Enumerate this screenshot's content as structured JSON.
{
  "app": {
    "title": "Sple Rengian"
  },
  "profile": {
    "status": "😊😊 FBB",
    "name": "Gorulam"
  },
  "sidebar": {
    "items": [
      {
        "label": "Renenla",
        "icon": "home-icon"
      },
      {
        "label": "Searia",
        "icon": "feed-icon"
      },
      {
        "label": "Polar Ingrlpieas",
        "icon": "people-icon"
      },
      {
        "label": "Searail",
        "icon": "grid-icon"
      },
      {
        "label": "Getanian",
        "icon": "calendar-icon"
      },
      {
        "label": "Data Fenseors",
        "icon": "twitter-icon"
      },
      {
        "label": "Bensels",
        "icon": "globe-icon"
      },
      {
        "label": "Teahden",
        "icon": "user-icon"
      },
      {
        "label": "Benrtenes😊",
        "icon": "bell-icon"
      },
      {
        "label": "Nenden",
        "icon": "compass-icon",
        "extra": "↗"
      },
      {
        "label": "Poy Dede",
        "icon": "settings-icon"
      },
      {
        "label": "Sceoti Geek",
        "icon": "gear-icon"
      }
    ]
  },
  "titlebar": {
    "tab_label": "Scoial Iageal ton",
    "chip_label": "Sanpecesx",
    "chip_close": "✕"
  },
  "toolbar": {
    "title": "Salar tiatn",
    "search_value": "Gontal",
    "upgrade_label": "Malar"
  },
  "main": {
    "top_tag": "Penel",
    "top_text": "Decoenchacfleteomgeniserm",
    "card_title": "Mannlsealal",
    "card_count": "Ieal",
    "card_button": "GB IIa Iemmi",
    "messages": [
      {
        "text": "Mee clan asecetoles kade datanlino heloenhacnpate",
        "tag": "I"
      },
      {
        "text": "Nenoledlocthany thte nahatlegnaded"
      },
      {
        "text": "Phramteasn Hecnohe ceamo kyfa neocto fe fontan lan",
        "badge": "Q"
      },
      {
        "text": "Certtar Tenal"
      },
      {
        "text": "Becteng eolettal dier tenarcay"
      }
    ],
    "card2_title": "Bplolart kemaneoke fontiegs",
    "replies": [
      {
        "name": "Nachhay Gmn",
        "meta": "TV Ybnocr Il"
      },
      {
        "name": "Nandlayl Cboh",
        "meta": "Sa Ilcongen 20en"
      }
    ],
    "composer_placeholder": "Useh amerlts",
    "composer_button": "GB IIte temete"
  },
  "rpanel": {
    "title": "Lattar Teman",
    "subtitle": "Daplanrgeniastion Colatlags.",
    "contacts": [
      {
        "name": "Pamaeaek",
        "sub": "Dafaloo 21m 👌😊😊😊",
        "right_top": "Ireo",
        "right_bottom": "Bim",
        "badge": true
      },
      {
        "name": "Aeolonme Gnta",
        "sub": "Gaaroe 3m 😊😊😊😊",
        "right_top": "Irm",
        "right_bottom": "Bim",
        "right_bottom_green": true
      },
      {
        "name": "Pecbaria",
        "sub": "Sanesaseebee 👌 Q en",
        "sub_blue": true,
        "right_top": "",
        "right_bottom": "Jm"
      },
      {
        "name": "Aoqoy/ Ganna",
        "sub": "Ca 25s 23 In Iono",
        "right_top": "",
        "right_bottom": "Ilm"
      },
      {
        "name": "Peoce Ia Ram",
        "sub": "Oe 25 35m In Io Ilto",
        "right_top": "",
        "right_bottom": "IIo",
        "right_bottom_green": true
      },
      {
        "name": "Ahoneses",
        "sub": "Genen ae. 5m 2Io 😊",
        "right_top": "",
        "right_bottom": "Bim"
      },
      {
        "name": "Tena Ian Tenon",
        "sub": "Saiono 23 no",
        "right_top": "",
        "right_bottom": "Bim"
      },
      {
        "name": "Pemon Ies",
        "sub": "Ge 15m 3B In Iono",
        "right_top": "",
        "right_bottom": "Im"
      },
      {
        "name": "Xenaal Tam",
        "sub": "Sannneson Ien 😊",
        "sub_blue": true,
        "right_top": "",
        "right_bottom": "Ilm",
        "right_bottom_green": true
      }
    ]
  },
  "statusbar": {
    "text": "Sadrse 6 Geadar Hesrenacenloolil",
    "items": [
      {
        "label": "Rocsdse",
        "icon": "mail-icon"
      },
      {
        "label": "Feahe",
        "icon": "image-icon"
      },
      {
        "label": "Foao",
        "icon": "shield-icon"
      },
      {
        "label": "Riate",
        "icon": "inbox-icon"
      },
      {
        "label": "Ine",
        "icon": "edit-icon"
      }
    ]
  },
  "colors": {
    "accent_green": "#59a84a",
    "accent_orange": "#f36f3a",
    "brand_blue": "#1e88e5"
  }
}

TO DO - From the records above, copy every line that holds the word "name".

WRITTEN SOLUTION -
    "name": "Gorulam"
        "name": "Nachhay Gmn",
        "name": "Nandlayl Cboh",
        "name": "Pamaeaek",
        "name": "Aeolonme Gnta",
        "name": "Pecbaria",
        "name": "Aoqoy/ Ganna",
        "name": "Peoce Ia Ram",
        "name": "Ahoneses",
        "name": "Tena Ian Tenon",
        "name": "Pemon Ies",
        "name": "Xenaal Tam",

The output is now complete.